WRITTEN EXERCISE - Answer with one number: how many lines have "ІВДА".

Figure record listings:
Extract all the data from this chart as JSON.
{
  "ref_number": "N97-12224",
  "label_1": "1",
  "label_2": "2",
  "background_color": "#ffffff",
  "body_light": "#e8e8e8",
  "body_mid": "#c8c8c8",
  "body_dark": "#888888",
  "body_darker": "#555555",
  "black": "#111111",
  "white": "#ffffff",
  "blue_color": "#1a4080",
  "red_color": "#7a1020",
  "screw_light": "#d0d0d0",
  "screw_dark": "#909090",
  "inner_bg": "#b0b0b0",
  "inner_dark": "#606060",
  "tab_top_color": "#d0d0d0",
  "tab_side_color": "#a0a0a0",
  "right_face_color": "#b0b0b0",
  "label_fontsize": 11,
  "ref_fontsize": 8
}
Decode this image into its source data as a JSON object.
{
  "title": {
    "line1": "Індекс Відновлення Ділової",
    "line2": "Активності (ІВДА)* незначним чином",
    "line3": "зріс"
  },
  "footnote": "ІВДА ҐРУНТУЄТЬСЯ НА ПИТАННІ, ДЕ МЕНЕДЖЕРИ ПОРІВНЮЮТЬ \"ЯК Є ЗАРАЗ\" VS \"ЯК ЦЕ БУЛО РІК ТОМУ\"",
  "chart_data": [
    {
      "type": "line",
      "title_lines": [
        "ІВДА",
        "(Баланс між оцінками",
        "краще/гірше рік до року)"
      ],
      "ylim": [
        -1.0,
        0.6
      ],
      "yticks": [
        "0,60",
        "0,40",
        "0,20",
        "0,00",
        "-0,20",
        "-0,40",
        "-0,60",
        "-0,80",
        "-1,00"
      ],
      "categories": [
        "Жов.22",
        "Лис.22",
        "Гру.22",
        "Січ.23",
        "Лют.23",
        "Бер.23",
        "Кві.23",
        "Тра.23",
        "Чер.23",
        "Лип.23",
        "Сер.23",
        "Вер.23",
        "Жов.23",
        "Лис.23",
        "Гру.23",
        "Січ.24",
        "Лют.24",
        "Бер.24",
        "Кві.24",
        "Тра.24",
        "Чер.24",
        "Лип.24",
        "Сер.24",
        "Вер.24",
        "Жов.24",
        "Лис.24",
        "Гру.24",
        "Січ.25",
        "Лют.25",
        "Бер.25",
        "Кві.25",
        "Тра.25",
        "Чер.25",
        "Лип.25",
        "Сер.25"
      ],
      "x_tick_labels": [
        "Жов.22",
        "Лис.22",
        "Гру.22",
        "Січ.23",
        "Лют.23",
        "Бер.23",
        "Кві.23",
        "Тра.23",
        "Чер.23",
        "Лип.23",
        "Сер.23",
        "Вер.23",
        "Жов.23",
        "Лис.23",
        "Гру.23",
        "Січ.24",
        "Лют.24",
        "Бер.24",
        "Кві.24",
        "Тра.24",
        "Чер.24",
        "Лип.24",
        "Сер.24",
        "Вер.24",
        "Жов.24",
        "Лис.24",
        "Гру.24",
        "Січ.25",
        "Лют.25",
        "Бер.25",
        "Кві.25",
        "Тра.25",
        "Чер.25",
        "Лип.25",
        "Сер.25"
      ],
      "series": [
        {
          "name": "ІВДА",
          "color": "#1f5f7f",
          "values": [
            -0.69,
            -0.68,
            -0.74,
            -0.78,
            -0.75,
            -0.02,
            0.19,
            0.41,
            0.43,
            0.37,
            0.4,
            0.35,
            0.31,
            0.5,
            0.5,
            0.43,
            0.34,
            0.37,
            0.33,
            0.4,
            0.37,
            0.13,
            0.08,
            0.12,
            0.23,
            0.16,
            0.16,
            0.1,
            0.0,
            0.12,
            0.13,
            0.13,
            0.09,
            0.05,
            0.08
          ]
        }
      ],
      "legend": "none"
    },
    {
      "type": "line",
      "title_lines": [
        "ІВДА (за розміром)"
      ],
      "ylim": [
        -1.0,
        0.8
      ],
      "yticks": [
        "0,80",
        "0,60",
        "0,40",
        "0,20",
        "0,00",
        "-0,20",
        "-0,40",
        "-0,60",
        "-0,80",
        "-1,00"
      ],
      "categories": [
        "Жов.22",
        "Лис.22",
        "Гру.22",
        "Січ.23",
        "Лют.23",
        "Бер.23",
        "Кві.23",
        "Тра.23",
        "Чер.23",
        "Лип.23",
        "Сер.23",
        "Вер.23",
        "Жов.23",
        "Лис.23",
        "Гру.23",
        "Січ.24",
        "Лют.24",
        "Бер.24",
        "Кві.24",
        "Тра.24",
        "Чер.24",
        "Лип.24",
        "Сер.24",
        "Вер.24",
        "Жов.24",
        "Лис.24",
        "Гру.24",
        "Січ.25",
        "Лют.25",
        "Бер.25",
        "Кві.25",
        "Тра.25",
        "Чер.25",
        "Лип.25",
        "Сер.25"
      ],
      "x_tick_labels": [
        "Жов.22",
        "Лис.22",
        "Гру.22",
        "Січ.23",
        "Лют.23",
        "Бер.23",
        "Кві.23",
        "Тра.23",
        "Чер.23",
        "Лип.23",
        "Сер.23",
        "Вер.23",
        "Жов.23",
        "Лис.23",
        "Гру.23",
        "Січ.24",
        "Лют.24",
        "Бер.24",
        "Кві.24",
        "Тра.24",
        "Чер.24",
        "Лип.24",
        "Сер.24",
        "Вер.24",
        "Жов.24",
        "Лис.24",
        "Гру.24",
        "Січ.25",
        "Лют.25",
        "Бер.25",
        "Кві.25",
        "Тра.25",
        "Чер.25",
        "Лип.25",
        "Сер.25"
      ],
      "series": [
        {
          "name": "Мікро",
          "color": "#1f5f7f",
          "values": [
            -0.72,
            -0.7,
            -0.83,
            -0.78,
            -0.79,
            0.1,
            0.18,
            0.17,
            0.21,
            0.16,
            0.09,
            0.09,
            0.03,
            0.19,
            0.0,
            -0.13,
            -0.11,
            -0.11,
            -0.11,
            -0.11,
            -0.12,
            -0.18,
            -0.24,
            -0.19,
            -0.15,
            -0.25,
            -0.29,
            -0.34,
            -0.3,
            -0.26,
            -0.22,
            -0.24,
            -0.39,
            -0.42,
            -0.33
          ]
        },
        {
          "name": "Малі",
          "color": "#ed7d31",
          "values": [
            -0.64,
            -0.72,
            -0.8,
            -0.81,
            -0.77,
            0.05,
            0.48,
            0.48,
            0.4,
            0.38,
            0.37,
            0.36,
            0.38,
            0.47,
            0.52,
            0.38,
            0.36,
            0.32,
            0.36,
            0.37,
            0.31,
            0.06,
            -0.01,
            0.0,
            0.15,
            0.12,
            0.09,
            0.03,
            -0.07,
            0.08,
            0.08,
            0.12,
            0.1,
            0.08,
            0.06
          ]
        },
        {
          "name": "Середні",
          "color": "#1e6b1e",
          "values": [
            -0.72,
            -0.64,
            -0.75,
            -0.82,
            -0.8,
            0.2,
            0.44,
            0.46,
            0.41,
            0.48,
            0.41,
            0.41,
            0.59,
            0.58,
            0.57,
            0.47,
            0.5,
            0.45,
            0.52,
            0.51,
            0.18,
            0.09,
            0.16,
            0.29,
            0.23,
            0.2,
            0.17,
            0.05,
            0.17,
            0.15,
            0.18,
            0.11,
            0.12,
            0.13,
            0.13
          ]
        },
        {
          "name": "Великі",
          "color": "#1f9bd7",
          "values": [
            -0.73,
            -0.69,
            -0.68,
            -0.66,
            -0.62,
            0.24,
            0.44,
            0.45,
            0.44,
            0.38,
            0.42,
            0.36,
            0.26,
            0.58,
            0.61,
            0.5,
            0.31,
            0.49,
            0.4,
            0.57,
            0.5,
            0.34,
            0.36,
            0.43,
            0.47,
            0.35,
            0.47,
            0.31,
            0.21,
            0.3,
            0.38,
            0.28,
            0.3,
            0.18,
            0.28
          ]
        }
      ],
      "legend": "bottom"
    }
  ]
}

ANSWER TO THE EXERCISE - 5